> [Do this]: Tally the lines that contain the string "dekket" and give the number by itself.

> [Material to process]:

---+---

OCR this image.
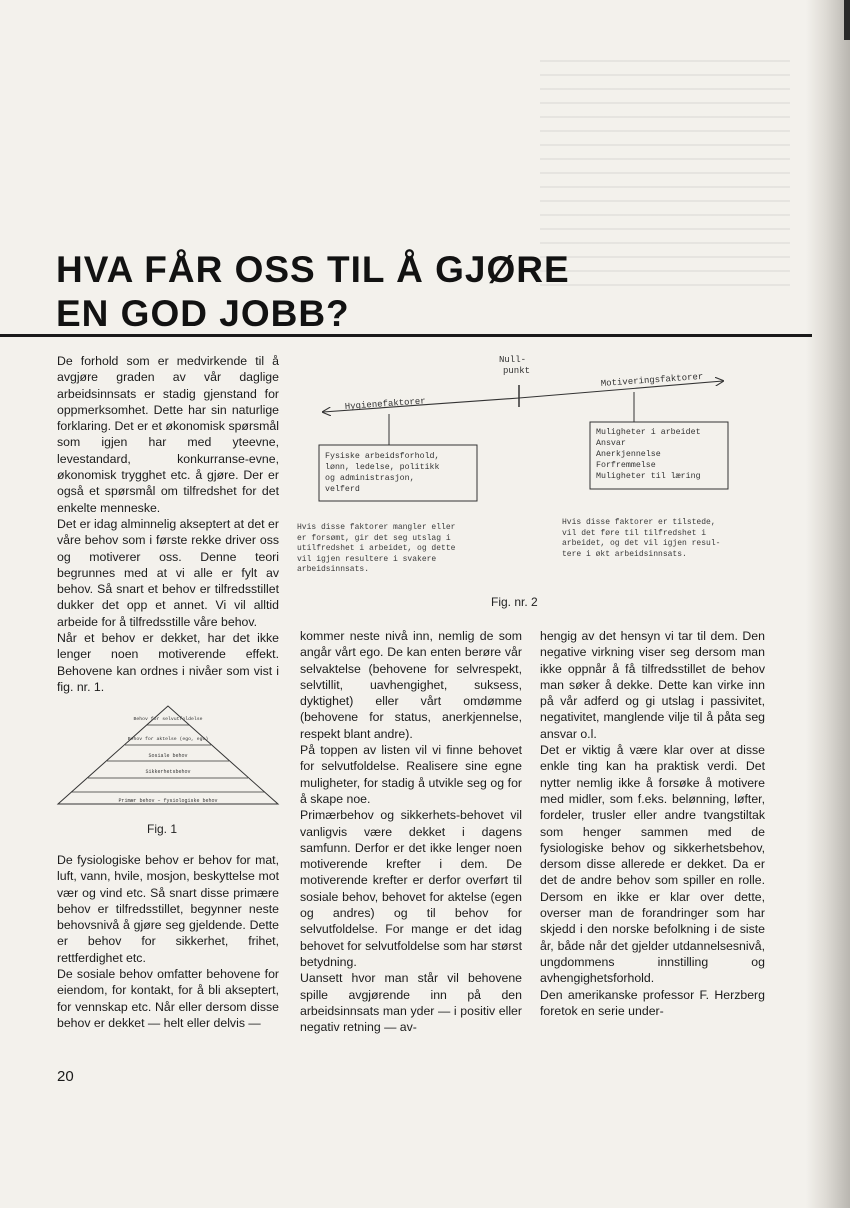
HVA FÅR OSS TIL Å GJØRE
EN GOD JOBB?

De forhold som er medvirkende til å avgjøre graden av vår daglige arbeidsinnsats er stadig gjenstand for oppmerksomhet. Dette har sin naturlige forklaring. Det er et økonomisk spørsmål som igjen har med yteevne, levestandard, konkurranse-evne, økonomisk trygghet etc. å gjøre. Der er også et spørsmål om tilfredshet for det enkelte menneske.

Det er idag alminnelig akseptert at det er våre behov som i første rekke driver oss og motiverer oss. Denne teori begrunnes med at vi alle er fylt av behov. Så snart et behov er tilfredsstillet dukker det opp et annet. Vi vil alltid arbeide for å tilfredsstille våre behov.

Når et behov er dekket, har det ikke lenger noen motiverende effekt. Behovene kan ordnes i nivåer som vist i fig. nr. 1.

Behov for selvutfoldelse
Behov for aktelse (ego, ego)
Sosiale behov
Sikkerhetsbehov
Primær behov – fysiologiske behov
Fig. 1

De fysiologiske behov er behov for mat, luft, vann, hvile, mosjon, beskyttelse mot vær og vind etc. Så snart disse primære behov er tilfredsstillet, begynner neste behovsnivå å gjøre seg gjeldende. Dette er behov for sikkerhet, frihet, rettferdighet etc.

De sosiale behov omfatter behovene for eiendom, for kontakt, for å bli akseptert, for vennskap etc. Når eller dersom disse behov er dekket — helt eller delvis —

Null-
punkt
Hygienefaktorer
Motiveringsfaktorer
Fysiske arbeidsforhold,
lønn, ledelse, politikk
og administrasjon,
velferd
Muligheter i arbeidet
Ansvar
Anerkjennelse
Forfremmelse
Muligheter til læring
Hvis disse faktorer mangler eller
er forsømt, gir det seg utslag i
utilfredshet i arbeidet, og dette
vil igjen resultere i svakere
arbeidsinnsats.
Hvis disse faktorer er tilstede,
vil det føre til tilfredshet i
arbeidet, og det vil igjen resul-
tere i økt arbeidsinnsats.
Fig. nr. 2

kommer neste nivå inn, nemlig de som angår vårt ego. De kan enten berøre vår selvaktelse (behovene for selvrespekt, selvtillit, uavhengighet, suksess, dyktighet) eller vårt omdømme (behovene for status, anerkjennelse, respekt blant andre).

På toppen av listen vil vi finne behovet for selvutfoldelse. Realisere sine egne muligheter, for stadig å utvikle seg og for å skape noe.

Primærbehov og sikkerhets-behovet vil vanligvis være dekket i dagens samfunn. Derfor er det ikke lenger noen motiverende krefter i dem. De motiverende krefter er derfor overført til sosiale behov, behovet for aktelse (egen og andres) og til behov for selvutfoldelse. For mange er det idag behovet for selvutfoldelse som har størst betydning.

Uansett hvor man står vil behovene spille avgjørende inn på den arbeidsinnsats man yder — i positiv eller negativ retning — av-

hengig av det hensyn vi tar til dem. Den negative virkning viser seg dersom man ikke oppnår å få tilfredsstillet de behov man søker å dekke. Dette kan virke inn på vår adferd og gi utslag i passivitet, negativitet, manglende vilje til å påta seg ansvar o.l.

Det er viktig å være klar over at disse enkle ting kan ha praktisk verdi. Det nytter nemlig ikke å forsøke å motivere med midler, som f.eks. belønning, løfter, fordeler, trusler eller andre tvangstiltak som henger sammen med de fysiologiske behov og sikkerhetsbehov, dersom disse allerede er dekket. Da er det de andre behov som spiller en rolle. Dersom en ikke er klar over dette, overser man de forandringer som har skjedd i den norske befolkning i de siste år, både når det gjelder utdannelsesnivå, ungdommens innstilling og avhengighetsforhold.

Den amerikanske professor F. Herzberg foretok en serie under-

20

---+---

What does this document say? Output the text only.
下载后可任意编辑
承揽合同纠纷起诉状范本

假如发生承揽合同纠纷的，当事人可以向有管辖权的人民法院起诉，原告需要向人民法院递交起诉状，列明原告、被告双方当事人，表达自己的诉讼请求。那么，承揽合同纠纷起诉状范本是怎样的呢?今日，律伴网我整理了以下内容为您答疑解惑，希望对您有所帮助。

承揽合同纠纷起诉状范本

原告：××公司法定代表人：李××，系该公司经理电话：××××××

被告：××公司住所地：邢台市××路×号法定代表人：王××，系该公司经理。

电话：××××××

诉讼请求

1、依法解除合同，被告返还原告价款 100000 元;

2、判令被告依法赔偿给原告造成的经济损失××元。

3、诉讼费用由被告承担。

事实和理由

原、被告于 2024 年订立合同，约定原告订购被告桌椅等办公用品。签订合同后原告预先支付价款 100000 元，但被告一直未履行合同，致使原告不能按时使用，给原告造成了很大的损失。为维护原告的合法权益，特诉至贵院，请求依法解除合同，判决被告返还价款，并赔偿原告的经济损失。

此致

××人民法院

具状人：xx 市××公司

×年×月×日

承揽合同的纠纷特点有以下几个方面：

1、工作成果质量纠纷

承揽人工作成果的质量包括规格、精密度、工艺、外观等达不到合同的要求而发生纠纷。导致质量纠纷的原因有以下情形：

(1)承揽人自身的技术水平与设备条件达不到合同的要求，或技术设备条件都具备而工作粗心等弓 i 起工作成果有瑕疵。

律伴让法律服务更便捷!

---+---

> [Task output]: 4